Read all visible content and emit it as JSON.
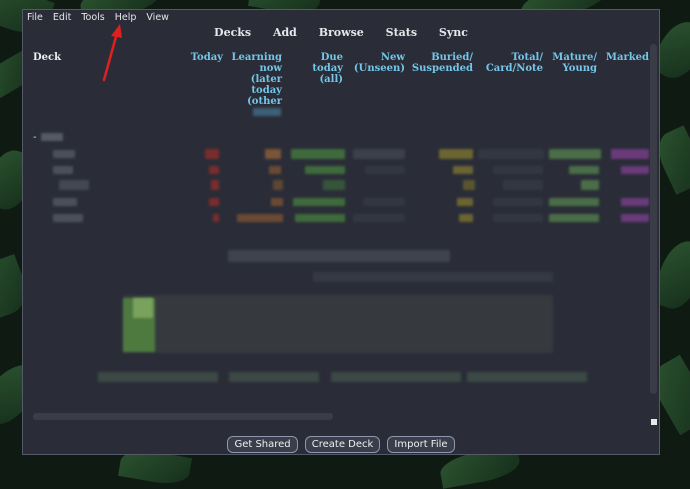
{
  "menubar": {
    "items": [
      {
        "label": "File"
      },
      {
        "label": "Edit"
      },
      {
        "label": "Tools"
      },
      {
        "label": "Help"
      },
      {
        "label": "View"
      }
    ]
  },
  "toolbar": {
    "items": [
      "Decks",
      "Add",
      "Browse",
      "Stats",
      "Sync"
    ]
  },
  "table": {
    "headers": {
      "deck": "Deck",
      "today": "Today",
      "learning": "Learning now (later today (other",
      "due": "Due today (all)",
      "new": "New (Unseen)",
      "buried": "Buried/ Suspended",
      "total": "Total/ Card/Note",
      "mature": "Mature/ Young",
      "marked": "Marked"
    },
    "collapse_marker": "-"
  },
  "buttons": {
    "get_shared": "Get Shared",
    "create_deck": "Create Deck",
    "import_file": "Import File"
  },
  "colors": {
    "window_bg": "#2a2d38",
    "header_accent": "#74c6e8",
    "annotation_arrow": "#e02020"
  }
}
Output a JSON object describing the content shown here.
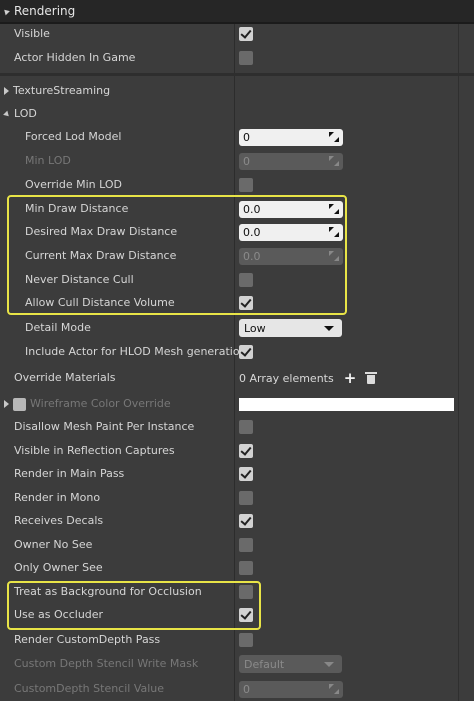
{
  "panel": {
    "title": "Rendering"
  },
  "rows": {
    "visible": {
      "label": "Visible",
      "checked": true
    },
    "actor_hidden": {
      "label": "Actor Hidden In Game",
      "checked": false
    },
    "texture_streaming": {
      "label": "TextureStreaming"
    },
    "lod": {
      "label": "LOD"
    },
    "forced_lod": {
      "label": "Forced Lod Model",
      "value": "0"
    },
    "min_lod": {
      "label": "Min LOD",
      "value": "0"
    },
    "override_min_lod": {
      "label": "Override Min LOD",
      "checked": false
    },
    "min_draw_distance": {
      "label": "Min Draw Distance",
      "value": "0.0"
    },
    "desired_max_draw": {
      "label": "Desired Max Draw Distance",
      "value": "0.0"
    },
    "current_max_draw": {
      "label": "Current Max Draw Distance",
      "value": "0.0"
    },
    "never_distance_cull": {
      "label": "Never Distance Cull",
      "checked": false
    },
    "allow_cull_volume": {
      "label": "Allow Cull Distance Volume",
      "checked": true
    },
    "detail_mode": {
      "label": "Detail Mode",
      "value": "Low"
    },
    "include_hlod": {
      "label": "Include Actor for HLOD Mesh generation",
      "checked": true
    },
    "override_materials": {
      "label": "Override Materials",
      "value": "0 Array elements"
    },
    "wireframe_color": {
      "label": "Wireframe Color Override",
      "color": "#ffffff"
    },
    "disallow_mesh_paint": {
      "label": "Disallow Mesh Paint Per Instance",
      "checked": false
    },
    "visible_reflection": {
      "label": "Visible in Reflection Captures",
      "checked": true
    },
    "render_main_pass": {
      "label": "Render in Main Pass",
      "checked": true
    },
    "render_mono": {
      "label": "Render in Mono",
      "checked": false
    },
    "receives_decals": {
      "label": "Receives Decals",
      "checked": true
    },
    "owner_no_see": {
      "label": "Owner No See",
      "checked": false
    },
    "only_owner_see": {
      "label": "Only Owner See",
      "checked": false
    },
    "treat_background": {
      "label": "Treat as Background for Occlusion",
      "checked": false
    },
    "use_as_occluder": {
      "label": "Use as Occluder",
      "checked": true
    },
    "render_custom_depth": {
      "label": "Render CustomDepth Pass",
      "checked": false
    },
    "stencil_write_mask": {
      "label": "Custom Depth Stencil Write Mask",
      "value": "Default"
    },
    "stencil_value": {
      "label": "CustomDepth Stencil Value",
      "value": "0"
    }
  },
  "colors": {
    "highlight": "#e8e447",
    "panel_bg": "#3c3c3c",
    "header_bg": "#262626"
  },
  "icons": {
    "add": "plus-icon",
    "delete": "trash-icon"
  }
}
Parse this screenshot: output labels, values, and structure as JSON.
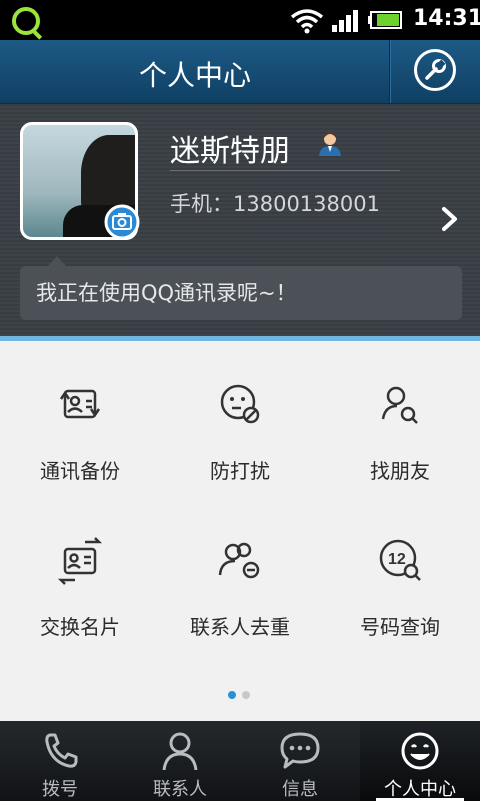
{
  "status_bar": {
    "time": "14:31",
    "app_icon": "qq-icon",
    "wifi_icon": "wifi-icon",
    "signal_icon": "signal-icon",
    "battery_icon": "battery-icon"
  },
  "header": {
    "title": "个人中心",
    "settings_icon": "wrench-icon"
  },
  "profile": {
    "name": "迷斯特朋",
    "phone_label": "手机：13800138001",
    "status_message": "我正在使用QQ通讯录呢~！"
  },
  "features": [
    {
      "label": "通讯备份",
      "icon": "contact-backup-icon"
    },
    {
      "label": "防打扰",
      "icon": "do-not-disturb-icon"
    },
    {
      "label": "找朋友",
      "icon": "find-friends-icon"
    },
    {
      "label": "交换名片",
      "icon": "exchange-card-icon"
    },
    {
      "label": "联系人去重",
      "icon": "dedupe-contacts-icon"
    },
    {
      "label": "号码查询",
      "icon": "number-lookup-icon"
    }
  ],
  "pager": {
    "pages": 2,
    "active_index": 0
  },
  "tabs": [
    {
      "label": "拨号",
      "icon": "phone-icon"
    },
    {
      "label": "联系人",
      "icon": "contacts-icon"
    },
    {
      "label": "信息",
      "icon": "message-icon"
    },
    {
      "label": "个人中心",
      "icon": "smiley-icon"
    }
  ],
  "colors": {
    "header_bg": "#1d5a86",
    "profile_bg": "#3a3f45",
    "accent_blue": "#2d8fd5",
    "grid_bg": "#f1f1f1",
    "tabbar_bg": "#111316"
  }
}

-------

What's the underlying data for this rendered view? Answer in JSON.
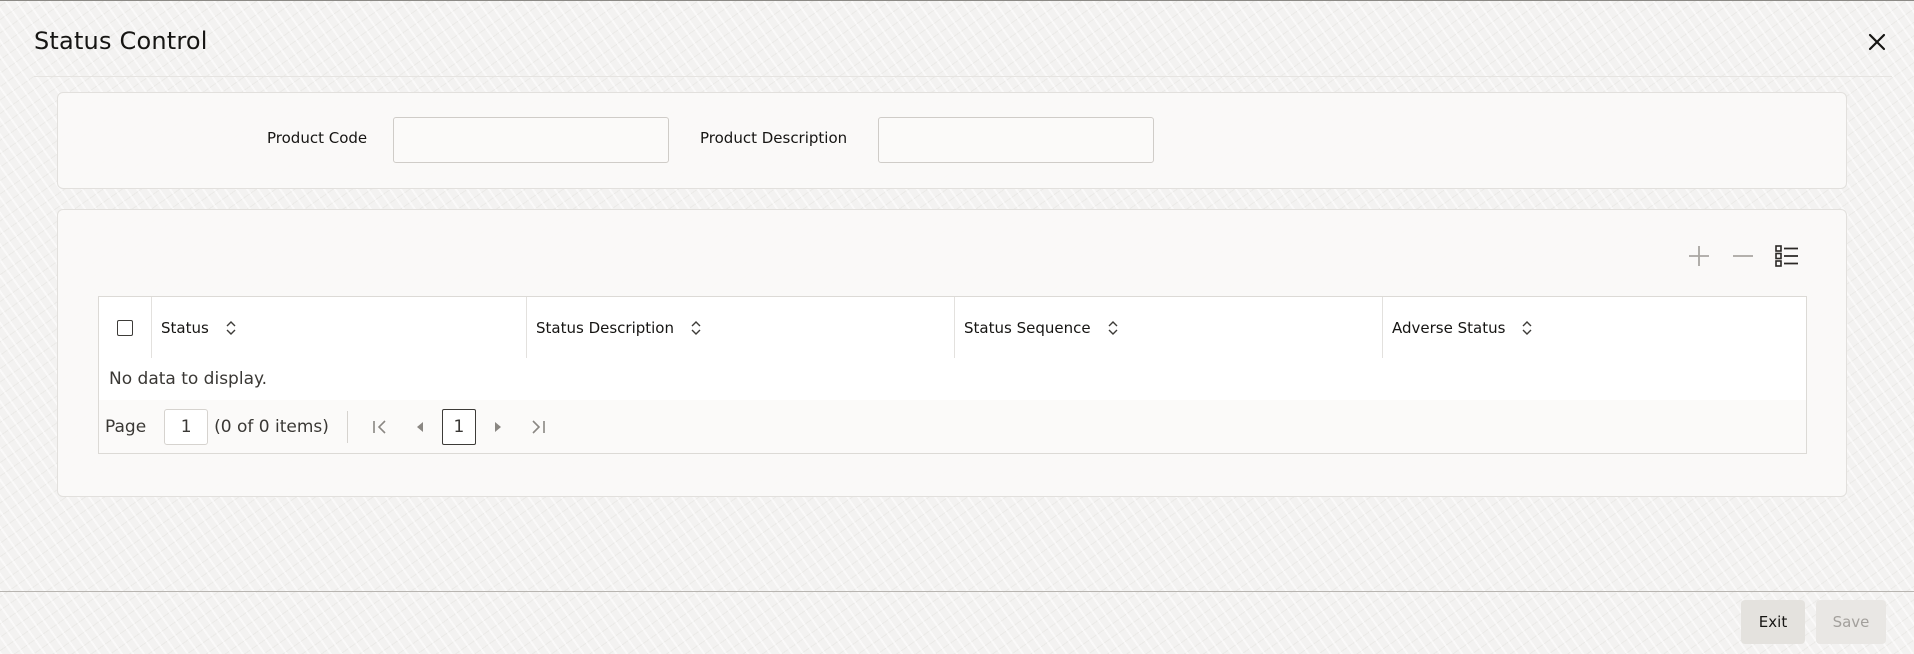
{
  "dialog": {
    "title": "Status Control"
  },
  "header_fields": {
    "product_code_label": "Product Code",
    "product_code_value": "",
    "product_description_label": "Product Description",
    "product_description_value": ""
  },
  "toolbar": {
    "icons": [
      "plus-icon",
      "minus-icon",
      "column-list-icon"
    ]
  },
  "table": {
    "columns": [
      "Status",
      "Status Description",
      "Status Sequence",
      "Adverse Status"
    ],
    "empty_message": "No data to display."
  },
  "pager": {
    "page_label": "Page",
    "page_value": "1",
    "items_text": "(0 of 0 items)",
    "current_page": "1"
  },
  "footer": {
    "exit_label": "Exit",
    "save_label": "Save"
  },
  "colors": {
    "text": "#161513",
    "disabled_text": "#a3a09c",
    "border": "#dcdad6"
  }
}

-------

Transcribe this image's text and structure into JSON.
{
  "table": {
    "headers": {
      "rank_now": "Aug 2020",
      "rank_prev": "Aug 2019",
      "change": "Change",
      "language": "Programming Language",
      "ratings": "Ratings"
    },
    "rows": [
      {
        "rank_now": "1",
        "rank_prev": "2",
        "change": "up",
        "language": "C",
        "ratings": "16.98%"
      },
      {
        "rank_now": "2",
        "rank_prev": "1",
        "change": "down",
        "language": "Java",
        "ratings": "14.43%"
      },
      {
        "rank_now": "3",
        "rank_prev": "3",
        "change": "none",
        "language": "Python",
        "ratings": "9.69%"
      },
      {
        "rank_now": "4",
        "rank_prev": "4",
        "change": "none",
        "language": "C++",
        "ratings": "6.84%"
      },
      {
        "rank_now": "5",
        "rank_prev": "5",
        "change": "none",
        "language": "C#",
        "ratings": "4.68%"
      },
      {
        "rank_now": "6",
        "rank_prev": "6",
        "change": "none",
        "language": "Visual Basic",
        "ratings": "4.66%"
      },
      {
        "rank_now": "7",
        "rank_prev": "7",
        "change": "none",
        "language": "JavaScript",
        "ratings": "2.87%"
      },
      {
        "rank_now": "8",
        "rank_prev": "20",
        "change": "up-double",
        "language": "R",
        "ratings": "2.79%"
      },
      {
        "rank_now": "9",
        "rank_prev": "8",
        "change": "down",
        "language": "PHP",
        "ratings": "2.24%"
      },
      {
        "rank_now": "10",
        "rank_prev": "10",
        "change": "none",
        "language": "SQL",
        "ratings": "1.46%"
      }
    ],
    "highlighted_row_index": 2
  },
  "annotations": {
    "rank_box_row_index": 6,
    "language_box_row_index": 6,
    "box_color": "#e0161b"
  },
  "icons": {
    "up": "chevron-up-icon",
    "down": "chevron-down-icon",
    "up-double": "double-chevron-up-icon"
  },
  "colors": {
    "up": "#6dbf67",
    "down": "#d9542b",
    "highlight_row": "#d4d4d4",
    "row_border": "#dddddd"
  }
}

-------

Find each line that has the word "contacts", then copy it out.

### [TASK RESULT]
      "icon": "dedupe-contacts-icon"
      "icon": "contacts-icon"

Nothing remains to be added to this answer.